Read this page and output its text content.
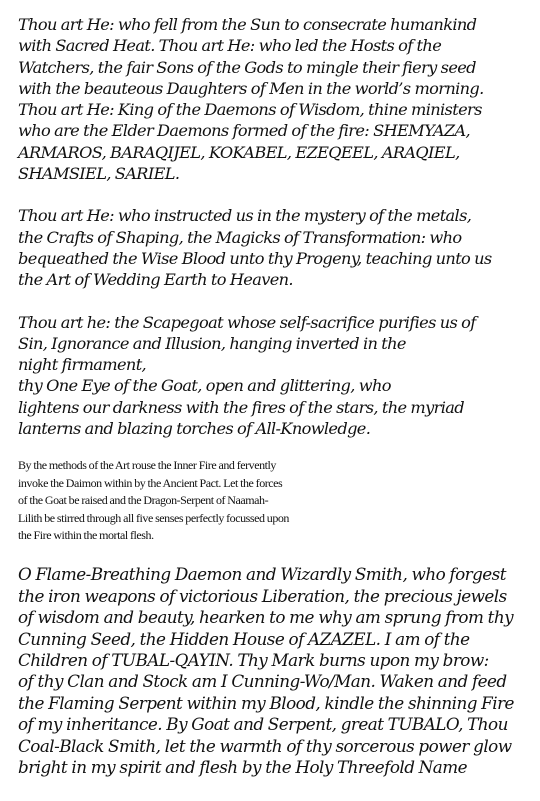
Thou art He: who fell from the Sun to consecrate humankind
with Sacred Heat. Thou art He: who led the Hosts of the
Watchers, the fair Sons of the Gods to mingle their fiery seed
with the beauteous Daughters of Men in the world’s morning.
Thou art He: King of the Daemons of Wisdom, thine ministers
who are the Elder Daemons formed of the fire: SHEMYAZA,
ARMAROS, BARAQIJEL, KOKABEL, EZEQEEL, ARAQIEL,
SHAMSIEL, SARIEL.

Thou art He: who instructed us in the mystery of the metals,
the Crafts of Shaping, the Magicks of Transformation: who
bequeathed the Wise Blood unto thy Progeny, teaching unto us
the Art of Wedding Earth to Heaven.

Thou art he: the Scapegoat whose self-sacrifice purifies us of
Sin, Ignorance and Illusion, hanging inverted in the
night firmament,
thy One Eye of the Goat, open and glittering, who
lightens our darkness with the fires of the stars, the myriad
lanterns and blazing torches of All-Knowledge.

By the methods of the Art rouse the Inner Fire and fervently
invoke the Daimon within by the Ancient Pact. Let the forces
of the Goat be raised and the Dragon-Serpent of Naamah-
Lilith be stirred through all five senses perfectly focussed upon
the Fire within the mortal flesh.

O Flame-Breathing Daemon and Wizardly Smith, who forgest
the iron weapons of victorious Liberation, the precious jewels
of wisdom and beauty, hearken to me why am sprung from thy
Cunning Seed, the Hidden House of AZAZEL. I am of the
Children of TUBAL-QAYIN. Thy Mark burns upon my brow:
of thy Clan and Stock am I Cunning-Wo/Man. Waken and feed
the Flaming Serpent within my Blood, kindle the shinning Fire
of my inheritance. By Goat and Serpent, great TUBALO, Thou
Coal-Black Smith, let the warmth of thy sorcerous power glow
bright in my spirit and flesh by the Holy Threefold Name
────
# Exercise directions:
Copy out every line that includes the word "from".

# Complete response:
Thou art He: who fell from the Sun to consecrate humankind
of wisdom and beauty, hearken to me why am sprung from thy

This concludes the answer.